Given exercise -> Render the lines of the listing below as a JSON list of strings, one string per line and no blank lines, starting at the first line of the listing and ending at the line that contains "y-tick-label: 2 [91,347,100,363]".

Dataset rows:

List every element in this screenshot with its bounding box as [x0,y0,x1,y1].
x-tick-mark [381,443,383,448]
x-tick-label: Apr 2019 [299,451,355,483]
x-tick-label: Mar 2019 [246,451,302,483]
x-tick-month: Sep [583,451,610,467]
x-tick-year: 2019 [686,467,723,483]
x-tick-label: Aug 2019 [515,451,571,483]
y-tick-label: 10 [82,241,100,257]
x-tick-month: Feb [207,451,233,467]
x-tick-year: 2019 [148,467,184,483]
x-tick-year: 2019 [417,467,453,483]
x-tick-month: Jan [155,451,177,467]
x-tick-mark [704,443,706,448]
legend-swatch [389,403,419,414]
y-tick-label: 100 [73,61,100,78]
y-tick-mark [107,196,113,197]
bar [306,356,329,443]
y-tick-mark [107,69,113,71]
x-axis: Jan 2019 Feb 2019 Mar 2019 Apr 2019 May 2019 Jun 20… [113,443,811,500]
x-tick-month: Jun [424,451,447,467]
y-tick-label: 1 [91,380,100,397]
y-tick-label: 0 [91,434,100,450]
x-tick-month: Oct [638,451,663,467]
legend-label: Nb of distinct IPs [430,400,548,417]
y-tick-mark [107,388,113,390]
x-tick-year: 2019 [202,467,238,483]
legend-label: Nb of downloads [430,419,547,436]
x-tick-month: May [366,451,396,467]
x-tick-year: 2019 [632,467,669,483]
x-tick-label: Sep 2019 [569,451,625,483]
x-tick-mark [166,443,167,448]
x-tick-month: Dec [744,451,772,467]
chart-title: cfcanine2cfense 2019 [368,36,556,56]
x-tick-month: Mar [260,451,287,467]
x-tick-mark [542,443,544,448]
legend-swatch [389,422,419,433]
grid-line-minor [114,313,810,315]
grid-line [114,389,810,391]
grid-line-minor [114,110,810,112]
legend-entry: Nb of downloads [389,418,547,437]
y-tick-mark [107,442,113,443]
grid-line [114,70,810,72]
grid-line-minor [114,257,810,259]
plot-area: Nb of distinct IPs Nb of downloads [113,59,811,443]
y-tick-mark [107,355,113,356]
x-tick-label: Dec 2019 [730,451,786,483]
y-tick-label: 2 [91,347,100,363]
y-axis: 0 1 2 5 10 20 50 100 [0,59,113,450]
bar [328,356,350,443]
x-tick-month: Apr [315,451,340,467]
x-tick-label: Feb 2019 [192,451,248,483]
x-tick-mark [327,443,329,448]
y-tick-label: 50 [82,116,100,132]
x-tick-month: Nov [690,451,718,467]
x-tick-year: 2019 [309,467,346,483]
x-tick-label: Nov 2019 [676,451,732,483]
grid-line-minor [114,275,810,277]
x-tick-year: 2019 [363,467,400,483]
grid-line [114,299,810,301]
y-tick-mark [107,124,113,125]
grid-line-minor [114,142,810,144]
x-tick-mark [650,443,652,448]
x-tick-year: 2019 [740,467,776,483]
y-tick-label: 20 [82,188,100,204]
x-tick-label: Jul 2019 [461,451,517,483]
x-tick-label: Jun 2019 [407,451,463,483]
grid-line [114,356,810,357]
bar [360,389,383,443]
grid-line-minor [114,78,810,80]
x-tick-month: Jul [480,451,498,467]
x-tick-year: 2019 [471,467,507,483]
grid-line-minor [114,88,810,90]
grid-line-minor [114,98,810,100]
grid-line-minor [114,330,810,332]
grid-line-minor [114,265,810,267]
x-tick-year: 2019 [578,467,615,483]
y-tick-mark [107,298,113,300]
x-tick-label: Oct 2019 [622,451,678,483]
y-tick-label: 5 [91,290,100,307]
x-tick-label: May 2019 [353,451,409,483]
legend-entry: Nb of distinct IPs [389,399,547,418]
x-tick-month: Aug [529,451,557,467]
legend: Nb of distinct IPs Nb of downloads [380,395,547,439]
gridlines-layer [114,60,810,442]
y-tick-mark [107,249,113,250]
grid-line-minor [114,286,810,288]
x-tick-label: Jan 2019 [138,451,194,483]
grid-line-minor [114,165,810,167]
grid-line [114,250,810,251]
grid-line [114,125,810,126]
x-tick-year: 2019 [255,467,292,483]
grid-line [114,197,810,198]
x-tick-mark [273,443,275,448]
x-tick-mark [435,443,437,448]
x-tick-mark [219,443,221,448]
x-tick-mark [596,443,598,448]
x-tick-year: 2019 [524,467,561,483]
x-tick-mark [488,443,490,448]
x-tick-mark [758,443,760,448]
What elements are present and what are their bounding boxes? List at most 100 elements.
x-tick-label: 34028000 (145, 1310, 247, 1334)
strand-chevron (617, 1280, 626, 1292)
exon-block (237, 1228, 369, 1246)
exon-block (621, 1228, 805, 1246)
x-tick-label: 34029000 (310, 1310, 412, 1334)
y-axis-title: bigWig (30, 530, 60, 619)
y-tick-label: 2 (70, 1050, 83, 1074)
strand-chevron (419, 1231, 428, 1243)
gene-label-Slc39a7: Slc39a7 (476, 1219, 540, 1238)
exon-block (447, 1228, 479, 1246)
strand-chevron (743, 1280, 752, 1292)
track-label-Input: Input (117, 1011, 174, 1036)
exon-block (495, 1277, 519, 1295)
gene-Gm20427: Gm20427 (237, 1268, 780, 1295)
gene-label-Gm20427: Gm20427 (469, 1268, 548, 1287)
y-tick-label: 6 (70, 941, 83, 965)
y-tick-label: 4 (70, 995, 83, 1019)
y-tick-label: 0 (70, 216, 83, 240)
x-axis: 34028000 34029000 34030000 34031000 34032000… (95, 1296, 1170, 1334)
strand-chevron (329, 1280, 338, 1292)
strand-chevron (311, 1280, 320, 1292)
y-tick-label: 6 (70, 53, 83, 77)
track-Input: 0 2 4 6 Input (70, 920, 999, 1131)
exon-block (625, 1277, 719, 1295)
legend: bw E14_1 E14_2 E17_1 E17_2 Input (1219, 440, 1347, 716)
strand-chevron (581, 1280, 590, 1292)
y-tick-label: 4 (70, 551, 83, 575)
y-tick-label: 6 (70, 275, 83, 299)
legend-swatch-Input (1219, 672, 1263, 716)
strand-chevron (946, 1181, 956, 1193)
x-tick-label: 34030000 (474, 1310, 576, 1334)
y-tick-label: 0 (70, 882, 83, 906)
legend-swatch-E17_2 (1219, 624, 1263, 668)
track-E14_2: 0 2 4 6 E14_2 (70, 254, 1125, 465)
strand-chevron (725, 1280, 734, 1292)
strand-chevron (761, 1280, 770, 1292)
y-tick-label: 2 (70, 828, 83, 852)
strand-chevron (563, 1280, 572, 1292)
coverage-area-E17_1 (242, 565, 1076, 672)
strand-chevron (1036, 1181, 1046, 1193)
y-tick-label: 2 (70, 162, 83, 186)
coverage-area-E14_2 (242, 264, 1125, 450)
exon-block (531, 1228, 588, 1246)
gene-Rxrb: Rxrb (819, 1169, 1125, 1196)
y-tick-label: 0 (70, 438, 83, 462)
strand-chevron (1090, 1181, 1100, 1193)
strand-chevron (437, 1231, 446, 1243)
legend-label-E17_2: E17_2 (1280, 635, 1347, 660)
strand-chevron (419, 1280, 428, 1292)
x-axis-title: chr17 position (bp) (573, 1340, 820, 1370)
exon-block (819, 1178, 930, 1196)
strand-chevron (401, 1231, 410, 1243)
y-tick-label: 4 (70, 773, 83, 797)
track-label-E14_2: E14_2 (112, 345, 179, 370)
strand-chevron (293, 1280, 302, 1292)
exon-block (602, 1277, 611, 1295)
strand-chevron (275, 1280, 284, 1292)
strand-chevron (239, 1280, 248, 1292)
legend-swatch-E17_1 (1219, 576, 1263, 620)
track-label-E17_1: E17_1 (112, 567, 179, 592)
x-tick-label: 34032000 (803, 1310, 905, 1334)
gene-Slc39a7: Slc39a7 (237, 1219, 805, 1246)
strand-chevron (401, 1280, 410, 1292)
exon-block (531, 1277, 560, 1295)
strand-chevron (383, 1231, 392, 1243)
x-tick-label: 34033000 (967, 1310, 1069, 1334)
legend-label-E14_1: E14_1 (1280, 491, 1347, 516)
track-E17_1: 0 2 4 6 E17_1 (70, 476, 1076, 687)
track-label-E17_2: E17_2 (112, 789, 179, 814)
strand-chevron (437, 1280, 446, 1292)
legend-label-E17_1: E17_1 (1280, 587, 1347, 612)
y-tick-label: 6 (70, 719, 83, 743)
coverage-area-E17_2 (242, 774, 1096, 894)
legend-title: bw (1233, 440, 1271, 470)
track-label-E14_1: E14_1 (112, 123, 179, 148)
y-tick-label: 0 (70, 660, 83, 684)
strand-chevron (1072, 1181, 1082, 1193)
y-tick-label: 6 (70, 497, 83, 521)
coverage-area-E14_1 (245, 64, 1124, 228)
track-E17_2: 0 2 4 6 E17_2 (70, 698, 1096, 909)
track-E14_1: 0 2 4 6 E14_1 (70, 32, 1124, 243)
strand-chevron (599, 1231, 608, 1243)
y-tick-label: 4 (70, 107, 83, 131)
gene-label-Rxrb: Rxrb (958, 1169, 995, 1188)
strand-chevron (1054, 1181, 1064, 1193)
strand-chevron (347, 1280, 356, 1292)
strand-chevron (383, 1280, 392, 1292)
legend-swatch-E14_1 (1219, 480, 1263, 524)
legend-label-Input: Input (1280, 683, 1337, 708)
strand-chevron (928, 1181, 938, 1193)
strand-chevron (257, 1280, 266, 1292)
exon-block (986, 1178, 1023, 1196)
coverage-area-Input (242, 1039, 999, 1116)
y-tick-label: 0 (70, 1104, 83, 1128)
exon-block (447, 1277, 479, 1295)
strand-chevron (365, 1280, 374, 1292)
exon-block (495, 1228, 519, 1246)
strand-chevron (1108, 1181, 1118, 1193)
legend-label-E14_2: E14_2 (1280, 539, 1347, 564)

Exercise output ->
[
  "List every element in this screenshot with its bounding box as [x0,y0,x1,y1].",
  "x-tick-mark [381,443,383,448]",
  "x-tick-label: Apr 2019 [299,451,355,483]",
  "x-tick-label: Mar 2019 [246,451,302,483]",
  "x-tick-month: Sep [583,451,610,467]",
  "x-tick-year: 2019 [686,467,723,483]",
  "x-tick-label: Aug 2019 [515,451,571,483]",
  "y-tick-label: 10 [82,241,100,257]",
  "x-tick-month: Feb [207,451,233,467]",
  "x-tick-year: 2019 [148,467,184,483]",
  "x-tick-year: 2019 [417,467,453,483]",
  "x-tick-month: Jan [155,451,177,467]",
  "x-tick-mark [704,443,706,448]",
  "legend-swatch [389,403,419,414]",
  "y-tick-label: 100 [73,61,100,78]",
  "y-tick-mark [107,196,113,197]",
  "bar [306,356,329,443]",
  "y-tick-mark [107,69,113,71]",
  "x-axis: Jan 2019 Feb 2019 Mar 2019 Apr 2019 May 2019 Jun 20… [113,443,811,500]",
  "x-tick-month: Jun [424,451,447,467]",
  "y-tick-label: 1 [91,380,100,397]",
  "y-tick-label: 0 [91,434,100,450]",
  "x-tick-month: Oct [638,451,663,467]",
  "legend-label: Nb of distinct IPs [430,400,548,417]",
  "y-tick-mark [107,388,113,390]",
  "x-tick-year: 2019 [202,467,238,483]",
  "legend-label: Nb of downloads [430,419,547,436]",
  "x-tick-month: May [366,451,396,467]",
  "x-tick-year: 2019 [632,467,669,483]",
  "x-tick-label: Sep 2019 [569,451,625,483]",
  "x-tick-mark [166,443,167,448]",
  "x-tick-month: Dec [744,451,772,467]",
  "chart-title: cfcanine2cfense 2019 [368,36,556,56]",
  "x-tick-month: Mar [260,451,287,467]",
  "x-tick-mark [542,443,544,448]",
  "legend-swatch [389,422,419,433]",
  "grid-line-minor [114,313,810,315]",
  "grid-line [114,389,810,391]",
  "grid-line-minor [114,110,810,112]",
  "legend-entry: Nb of downloads [389,418,547,437]",
  "y-tick-mark [107,442,113,443]",
  "grid-line [114,70,810,72]",
  "grid-line-minor [114,257,810,259]",
  "plot-area: Nb of distinct IPs Nb of downloads [113,59,811,443]",
  "y-tick-mark [107,355,113,356]",
  "x-tick-label: Dec 2019 [730,451,786,483]",
  "y-tick-label: 2 [91,347,100,363]"
]